■ **What to work on**: Rewrite the records below, renaming every "x-tick-label" to "x-axis-label" and leaving everything else unchanged.

[Region annotation records]
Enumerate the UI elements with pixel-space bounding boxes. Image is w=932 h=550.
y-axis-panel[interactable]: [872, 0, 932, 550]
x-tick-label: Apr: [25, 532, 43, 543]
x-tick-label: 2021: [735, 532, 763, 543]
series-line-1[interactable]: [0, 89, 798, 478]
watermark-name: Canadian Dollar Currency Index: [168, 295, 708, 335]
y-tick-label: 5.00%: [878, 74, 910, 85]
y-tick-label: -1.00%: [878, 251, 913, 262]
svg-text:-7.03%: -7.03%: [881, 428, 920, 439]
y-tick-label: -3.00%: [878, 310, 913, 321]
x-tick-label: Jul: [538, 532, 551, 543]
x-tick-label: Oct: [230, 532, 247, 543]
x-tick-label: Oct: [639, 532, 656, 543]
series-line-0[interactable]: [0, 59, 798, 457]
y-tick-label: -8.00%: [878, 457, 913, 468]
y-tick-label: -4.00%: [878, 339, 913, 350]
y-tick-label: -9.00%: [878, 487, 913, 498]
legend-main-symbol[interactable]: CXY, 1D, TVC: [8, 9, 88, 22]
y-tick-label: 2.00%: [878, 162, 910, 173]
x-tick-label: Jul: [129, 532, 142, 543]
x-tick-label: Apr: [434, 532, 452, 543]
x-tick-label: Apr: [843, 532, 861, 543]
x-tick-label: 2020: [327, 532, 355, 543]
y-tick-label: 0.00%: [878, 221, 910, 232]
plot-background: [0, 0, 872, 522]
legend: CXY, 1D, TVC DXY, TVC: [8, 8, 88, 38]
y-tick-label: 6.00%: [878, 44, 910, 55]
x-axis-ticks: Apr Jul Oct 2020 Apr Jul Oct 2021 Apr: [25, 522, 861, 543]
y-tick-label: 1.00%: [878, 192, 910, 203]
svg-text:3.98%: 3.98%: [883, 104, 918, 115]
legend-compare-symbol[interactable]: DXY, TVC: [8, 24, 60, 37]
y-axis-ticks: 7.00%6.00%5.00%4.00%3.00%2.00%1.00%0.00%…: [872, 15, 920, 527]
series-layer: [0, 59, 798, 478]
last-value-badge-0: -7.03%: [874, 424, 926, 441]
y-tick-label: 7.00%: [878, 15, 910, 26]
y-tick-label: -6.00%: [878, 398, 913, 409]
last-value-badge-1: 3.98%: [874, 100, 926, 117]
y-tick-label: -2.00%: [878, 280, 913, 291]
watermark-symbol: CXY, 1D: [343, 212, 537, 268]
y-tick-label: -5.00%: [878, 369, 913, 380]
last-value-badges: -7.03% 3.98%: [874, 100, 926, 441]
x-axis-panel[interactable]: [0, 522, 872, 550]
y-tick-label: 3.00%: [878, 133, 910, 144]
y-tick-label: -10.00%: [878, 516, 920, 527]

■ **Solution**:
Enumerate the UI elements with pixel-space bounding boxes. Image is w=932 h=550.
y-axis-panel[interactable]: [872, 0, 932, 550]
x-axis-label: Apr: [25, 532, 43, 543]
x-axis-label: 2021: [735, 532, 763, 543]
series-line-1[interactable]: [0, 89, 798, 478]
watermark-name: Canadian Dollar Currency Index: [168, 295, 708, 335]
y-tick-label: 5.00%: [878, 74, 910, 85]
y-tick-label: -1.00%: [878, 251, 913, 262]
svg-text:-7.03%: -7.03%: [881, 428, 920, 439]
y-tick-label: -3.00%: [878, 310, 913, 321]
x-axis-label: Jul: [538, 532, 551, 543]
x-axis-label: Oct: [230, 532, 247, 543]
x-axis-label: Oct: [639, 532, 656, 543]
series-line-0[interactable]: [0, 59, 798, 457]
y-tick-label: -8.00%: [878, 457, 913, 468]
y-tick-label: -4.00%: [878, 339, 913, 350]
y-tick-label: -9.00%: [878, 487, 913, 498]
legend-main-symbol[interactable]: CXY, 1D, TVC: [8, 9, 88, 22]
y-tick-label: 2.00%: [878, 162, 910, 173]
x-axis-label: Jul: [129, 532, 142, 543]
x-axis-label: Apr: [434, 532, 452, 543]
x-axis-label: Apr: [843, 532, 861, 543]
x-axis-label: 2020: [327, 532, 355, 543]
y-tick-label: 0.00%: [878, 221, 910, 232]
plot-background: [0, 0, 872, 522]
legend: CXY, 1D, TVC DXY, TVC: [8, 8, 88, 38]
y-tick-label: 6.00%: [878, 44, 910, 55]
x-axis-ticks: Apr Jul Oct 2020 Apr Jul Oct 2021 Apr: [25, 522, 861, 543]
y-tick-label: 1.00%: [878, 192, 910, 203]
svg-text:3.98%: 3.98%: [883, 104, 918, 115]
legend-compare-symbol[interactable]: DXY, TVC: [8, 24, 60, 37]
y-axis-ticks: 7.00%6.00%5.00%4.00%3.00%2.00%1.00%0.00%…: [872, 15, 920, 527]
series-layer: [0, 59, 798, 478]
last-value-badge-0: -7.03%: [874, 424, 926, 441]
y-tick-label: 7.00%: [878, 15, 910, 26]
y-tick-label: -6.00%: [878, 398, 913, 409]
last-value-badge-1: 3.98%: [874, 100, 926, 117]
y-tick-label: -2.00%: [878, 280, 913, 291]
watermark-symbol: CXY, 1D: [343, 212, 537, 268]
y-tick-label: -5.00%: [878, 369, 913, 380]
last-value-badges: -7.03% 3.98%: [874, 100, 926, 441]
x-axis-panel[interactable]: [0, 522, 872, 550]
y-tick-label: 3.00%: [878, 133, 910, 144]
y-tick-label: -10.00%: [878, 516, 920, 527]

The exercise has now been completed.